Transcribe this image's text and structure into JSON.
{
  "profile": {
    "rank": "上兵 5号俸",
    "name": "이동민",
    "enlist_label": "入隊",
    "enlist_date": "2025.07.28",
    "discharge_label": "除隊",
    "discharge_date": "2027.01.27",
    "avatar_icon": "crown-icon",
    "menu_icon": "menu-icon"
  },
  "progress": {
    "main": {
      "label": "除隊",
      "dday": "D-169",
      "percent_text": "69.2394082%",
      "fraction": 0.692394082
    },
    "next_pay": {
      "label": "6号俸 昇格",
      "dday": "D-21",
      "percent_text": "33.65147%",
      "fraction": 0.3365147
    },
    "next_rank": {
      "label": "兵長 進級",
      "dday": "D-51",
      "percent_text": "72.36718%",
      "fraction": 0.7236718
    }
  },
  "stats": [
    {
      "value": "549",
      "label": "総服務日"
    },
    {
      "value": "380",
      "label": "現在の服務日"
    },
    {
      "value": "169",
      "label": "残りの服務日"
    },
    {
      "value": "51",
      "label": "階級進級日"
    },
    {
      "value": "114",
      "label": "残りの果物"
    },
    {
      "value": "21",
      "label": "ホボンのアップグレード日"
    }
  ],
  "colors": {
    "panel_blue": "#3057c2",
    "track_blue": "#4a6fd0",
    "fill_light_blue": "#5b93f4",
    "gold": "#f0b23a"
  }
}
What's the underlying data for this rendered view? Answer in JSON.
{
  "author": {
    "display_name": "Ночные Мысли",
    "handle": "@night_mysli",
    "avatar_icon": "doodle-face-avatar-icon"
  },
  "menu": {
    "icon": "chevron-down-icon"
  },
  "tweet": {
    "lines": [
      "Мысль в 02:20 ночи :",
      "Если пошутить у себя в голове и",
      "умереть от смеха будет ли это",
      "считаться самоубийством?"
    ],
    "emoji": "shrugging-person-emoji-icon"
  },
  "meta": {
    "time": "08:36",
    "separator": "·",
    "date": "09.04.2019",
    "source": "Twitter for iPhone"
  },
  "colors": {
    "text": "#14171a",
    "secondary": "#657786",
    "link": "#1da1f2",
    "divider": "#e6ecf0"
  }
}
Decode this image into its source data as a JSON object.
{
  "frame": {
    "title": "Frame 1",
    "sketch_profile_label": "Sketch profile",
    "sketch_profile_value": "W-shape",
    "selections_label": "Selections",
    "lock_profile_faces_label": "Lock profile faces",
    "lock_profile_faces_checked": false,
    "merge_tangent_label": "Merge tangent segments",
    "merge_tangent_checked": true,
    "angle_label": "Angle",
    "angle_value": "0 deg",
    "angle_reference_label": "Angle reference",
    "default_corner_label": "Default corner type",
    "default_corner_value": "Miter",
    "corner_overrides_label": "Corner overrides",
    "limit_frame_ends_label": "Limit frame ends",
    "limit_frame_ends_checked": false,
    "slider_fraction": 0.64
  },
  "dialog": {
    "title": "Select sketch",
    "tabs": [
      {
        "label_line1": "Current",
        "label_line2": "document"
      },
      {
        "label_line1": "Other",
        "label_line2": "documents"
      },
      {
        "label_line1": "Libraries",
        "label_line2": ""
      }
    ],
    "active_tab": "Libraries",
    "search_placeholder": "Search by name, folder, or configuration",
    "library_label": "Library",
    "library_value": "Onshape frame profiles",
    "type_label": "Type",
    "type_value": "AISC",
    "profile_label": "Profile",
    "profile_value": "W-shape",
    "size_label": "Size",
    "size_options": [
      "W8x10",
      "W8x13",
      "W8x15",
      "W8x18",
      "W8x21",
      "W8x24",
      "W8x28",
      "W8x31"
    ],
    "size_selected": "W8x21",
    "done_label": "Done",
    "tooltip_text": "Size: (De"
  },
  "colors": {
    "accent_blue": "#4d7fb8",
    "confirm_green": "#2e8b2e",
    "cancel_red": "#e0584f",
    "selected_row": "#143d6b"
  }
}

• _YOUR GOAL_:
Above are some records. Print them all exactly.

• _ANSWER_:
Transcribe this image's text and structure into JSON.
{
  "profile": {
    "rank": "上兵 5号俸",
    "name": "이동민",
    "enlist_label": "入隊",
    "enlist_date": "2025.07.28",
    "discharge_label": "除隊",
    "discharge_date": "2027.01.27",
    "avatar_icon": "crown-icon",
    "menu_icon": "menu-icon"
  },
  "progress": {
    "main": {
      "label": "除隊",
      "dday": "D-169",
      "percent_text": "69.2394082%",
      "fraction": 0.692394082
    },
    "next_pay": {
      "label": "6号俸 昇格",
      "dday": "D-21",
      "percent_text": "33.65147%",
      "fraction": 0.3365147
    },
    "next_rank": {
      "label": "兵長 進級",
      "dday": "D-51",
      "percent_text": "72.36718%",
      "fraction": 0.7236718
    }
  },
  "stats": [
    {
      "value": "549",
      "label": "総服務日"
    },
    {
      "value": "380",
      "label": "現在の服務日"
    },
    {
      "value": "169",
      "label": "残りの服務日"
    },
    {
      "value": "51",
      "label": "階級進級日"
    },
    {
      "value": "114",
      "label": "残りの果物"
    },
    {
      "value": "21",
      "label": "ホボンのアップグレード日"
    }
  ],
  "colors": {
    "panel_blue": "#3057c2",
    "track_blue": "#4a6fd0",
    "fill_light_blue": "#5b93f4",
    "gold": "#f0b23a"
  }
}
What's the underlying data for this rendered view? Answer in JSON.
{
  "author": {
    "display_name": "Ночные Мысли",
    "handle": "@night_mysli",
    "avatar_icon": "doodle-face-avatar-icon"
  },
  "menu": {
    "icon": "chevron-down-icon"
  },
  "tweet": {
    "lines": [
      "Мысль в 02:20 ночи :",
      "Если пошутить у себя в голове и",
      "умереть от смеха будет ли это",
      "считаться самоубийством?"
    ],
    "emoji": "shrugging-person-emoji-icon"
  },
  "meta": {
    "time": "08:36",
    "separator": "·",
    "date": "09.04.2019",
    "source": "Twitter for iPhone"
  },
  "colors": {
    "text": "#14171a",
    "secondary": "#657786",
    "link": "#1da1f2",
    "divider": "#e6ecf0"
  }
}
Decode this image into its source data as a JSON object.
{
  "frame": {
    "title": "Frame 1",
    "sketch_profile_label": "Sketch profile",
    "sketch_profile_value": "W-shape",
    "selections_label": "Selections",
    "lock_profile_faces_label": "Lock profile faces",
    "lock_profile_faces_checked": false,
    "merge_tangent_label": "Merge tangent segments",
    "merge_tangent_checked": true,
    "angle_label": "Angle",
    "angle_value": "0 deg",
    "angle_reference_label": "Angle reference",
    "default_corner_label": "Default corner type",
    "default_corner_value": "Miter",
    "corner_overrides_label": "Corner overrides",
    "limit_frame_ends_label": "Limit frame ends",
    "limit_frame_ends_checked": false,
    "slider_fraction": 0.64
  },
  "dialog": {
    "title": "Select sketch",
    "tabs": [
      {
        "label_line1": "Current",
        "label_line2": "document"
      },
      {
        "label_line1": "Other",
        "label_line2": "documents"
      },
      {
        "label_line1": "Libraries",
        "label_line2": ""
      }
    ],
    "active_tab": "Libraries",
    "search_placeholder": "Search by name, folder, or configuration",
    "library_label": "Library",
    "library_value": "Onshape frame profiles",
    "type_label": "Type",
    "type_value": "AISC",
    "profile_label": "Profile",
    "profile_value": "W-shape",
    "size_label": "Size",
    "size_options": [
      "W8x10",
      "W8x13",
      "W8x15",
      "W8x18",
      "W8x21",
      "W8x24",
      "W8x28",
      "W8x31"
    ],
    "size_selected": "W8x21",
    "done_label": "Done",
    "tooltip_text": "Size: (De"
  },
  "colors": {
    "accent_blue": "#4d7fb8",
    "confirm_green": "#2e8b2e",
    "cancel_red": "#e0584f",
    "selected_row": "#143d6b"
  }
}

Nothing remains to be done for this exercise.